**Sección del documento**

40.- Londres (y Tesco y Portobello)
Me dijeron que Tesco era el supermercado más conocido, así que me fui allí a ver qué ofrecían sus estantes. Me pareció un lugar sin alegría. Muy bien ordenado, bastante funcional, adecuadamente abastecido, pero sin gracia, frío, lejano. Lo caminé por completo, me tenté con algunos dulces, me distraje con la variedad de yogurts y observé a los londinenses, tan aburridos como su supermercado, hacer las compras sin demasiada pasión, como quien cumple un rito que, de repetido, ha perdido significado.
Solo me llamó la atención la sección de las revistas. Se hallaba al lado de unas refrigeradoras inmensas que contenían decenas de sánguches empaquetados y listos para ser consumidos. Había revistas de todo tipo, abundaban las de fútbol y las de chismes, aunque la variedad alcanzaba para mil gustos. Lo gracioso fue hallar que las dedicadas a la decoración se encontraban especialmente protegidas de las manos de los curiosos dentro de bolsas plásticas transparentes. Todas las demás, inclusive las que mostraban mujeres en ropa de Eva y en acrobáticas posiciones (junto a avisos de nobles damas ofreciendo solidariamente sus servicios de compañía), se hallaban exoneradas de tan odiosas limitaciones plásticas y podían ser manoseadas libremente por los entusiastas que por allí transitaran con la excusa de comprarse de un emparedado de jamón.
Después de pagar los dulces que escogí, traté de hallar un taxi y un empleado me dijo que allí no había pero que podía llamar a la empresa "desde ese teléfono" que me señaló y que "demoran media hora en llegar". Yo, que en tres días ya me sentía local en Londres, respondí que mejor lo buscaba en la calle "porque estoy apurado". Salí envalentonado. La calle que pasaba al frente del edificio era una autopista y la otra hacía una curva extraña que empujaba a los taxistas a la derecha cuando yo los esperaba, impaciente y en el paradero, a la izquierda. Sesenta minutos después, capturaré uno.
"A la calle Portobello", dije en mi inglés tortuoso mientras acomodaba mi humanidad en esos inmensos asientos traseros que hacen algo menos infames las libras esterlinas que se van sumando a una velocidad trepidante en el taxímetro.

**Datos mostrados**
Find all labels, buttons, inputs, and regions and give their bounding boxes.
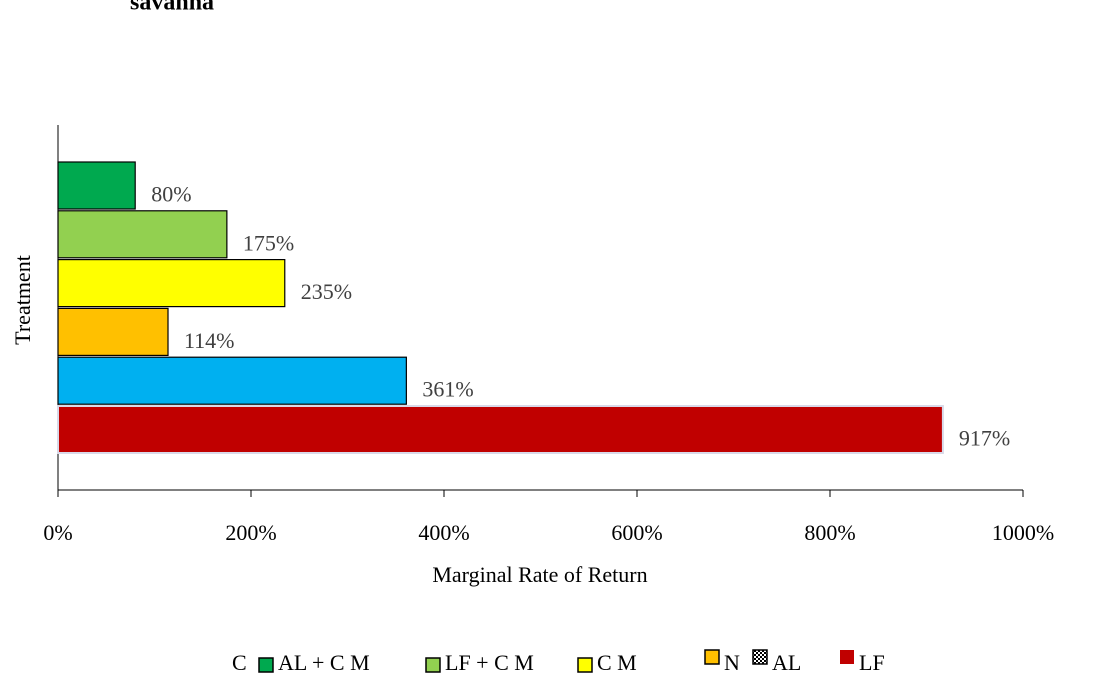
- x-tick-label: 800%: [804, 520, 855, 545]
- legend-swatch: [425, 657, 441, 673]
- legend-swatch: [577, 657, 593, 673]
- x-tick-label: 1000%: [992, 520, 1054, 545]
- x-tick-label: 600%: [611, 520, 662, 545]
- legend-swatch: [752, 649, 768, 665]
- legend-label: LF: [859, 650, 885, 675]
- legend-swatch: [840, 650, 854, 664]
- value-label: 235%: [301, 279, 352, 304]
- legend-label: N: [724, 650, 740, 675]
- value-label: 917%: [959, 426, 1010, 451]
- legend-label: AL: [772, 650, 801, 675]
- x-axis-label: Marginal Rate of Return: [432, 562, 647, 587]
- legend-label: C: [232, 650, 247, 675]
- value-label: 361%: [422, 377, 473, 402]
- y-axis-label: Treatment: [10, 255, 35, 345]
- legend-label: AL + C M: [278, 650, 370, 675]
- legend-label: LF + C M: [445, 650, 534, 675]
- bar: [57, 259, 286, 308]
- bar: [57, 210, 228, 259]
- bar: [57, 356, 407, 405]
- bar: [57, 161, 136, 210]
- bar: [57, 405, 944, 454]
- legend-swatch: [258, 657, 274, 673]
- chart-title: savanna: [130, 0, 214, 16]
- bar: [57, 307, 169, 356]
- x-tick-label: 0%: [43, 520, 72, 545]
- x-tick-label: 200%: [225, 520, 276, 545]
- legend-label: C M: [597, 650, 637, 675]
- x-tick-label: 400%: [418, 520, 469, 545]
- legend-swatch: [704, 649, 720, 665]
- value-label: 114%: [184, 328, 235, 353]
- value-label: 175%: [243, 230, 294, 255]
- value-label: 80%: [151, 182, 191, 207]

**Objetivo indicado 1**
Responda, a partir de la crónica sobre Tesco, estas preguntas:
(a) ¿Junto a qué se ubicaba la sección de revistas?
(b) ¿Qué revistas estaban guardadas en bolsas plásticas transparentes?
(c) Según el empleado, ¿cuánto tardaban en llegar los taxis solicitados por teléfono?
**Objetivo indicado 2**
Imprima el fragmento de la crónica sobre Tesco desde "Después de pagar" hasta "en el taxímetro.", sin cambiar nada.

**Respuesta escrita 1**
(a) Junto a unas refrigeradoras inmensas con decenas de sánguches empaquetados y listos para consumir.
(b) Las dedicadas a la decoración.
(c) Media hora.

**Respuesta escrita 2**
Después de pagar los dulces que escogí, traté de hallar un taxi y un empleado me dijo que allí no había pero que podía llamar a la empresa "desde ese teléfono" que me señaló y que "demoran media hora en llegar". Yo, que en tres días ya me sentía local en Londres, respondí que mejor lo buscaba en la calle "porque estoy apurado". Salí envalentonado. La calle que pasaba al frente del edificio era una autopista y la otra hacía una curva extraña que empujaba a los taxistas a la derecha cuando yo los esperaba, impaciente y en el paradero, a la izquierda. Sesenta minutos después, capturaré uno.
"A la calle Portobello", dije en mi inglés tortuoso mientras acomodaba mi humanidad en esos inmensos asientos traseros que hacen algo menos infames las libras esterlinas que se van sumando a una velocidad trepidante en el taxímetro.